--- START ---

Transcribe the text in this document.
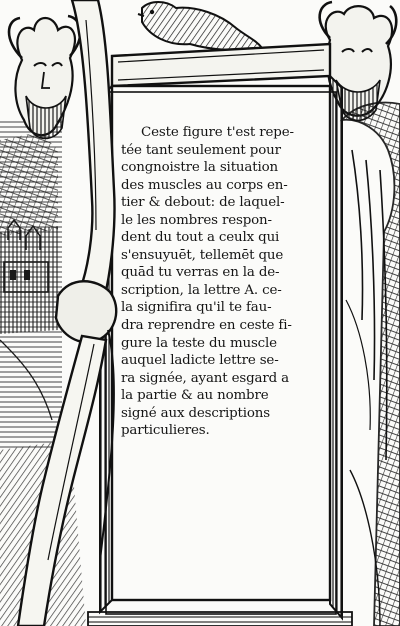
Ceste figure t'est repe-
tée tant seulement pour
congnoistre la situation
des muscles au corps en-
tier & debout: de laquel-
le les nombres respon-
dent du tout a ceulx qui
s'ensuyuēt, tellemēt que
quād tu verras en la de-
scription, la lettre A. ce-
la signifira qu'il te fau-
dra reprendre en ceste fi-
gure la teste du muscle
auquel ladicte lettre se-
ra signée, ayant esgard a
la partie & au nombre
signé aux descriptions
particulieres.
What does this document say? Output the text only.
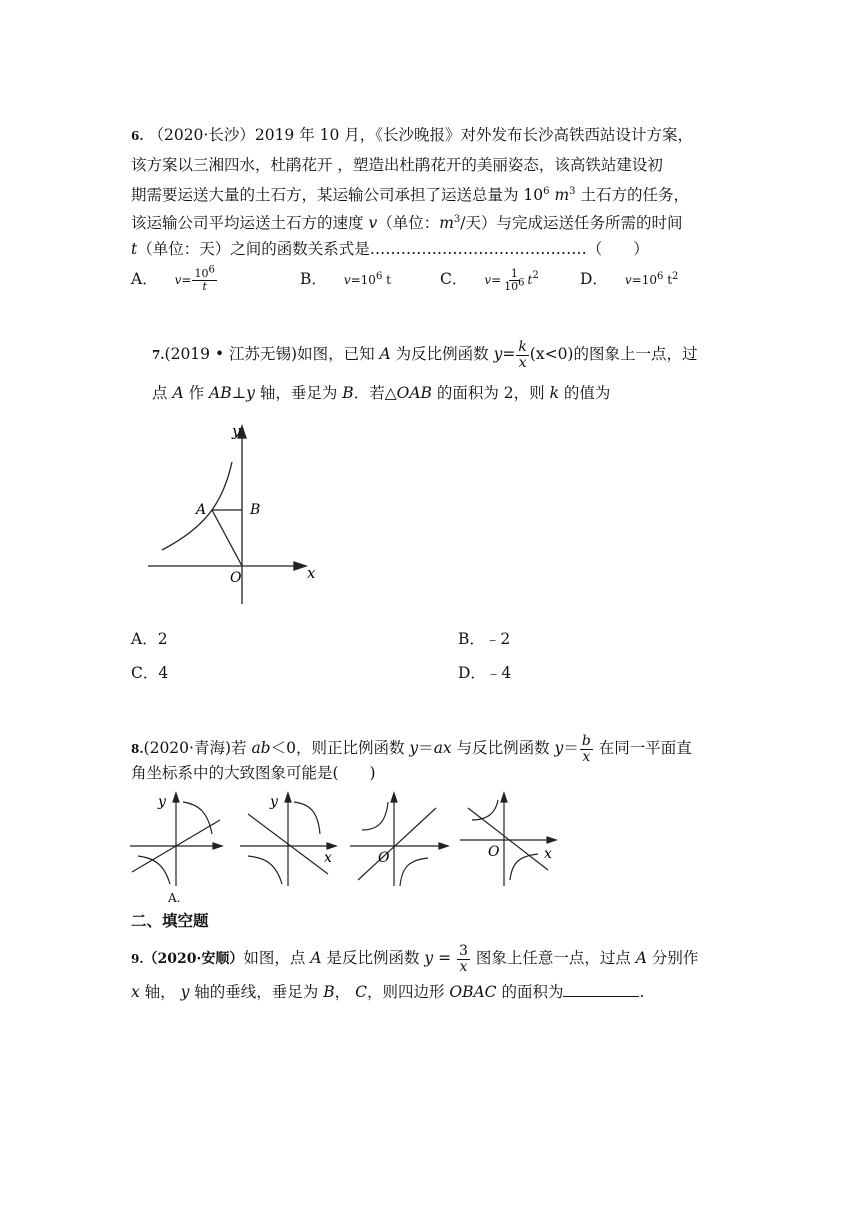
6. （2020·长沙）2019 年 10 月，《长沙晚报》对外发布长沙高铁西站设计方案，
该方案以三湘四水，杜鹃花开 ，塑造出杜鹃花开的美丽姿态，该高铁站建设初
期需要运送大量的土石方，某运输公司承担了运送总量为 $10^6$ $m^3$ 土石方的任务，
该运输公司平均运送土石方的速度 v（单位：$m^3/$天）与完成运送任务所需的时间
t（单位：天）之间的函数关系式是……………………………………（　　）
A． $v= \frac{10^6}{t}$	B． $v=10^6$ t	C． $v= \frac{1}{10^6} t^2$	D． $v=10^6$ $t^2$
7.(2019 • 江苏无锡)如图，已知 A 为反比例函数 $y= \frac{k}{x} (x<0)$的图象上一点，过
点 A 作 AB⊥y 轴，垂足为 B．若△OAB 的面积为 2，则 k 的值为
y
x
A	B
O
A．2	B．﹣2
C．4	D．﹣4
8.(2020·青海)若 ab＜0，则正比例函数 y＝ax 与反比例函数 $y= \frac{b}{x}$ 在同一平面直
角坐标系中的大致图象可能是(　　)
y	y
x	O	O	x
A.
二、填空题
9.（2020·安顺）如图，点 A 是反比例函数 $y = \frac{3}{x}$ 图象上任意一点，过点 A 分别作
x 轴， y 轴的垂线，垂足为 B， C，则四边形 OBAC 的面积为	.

--- END ---

# [PROBLEM TO SOLVE]
Search the entries for the string "document" and collect each line that has it.

# [SOLUTION BELOW]
Transcribe the text in this document.
What does this document say? Output the text only.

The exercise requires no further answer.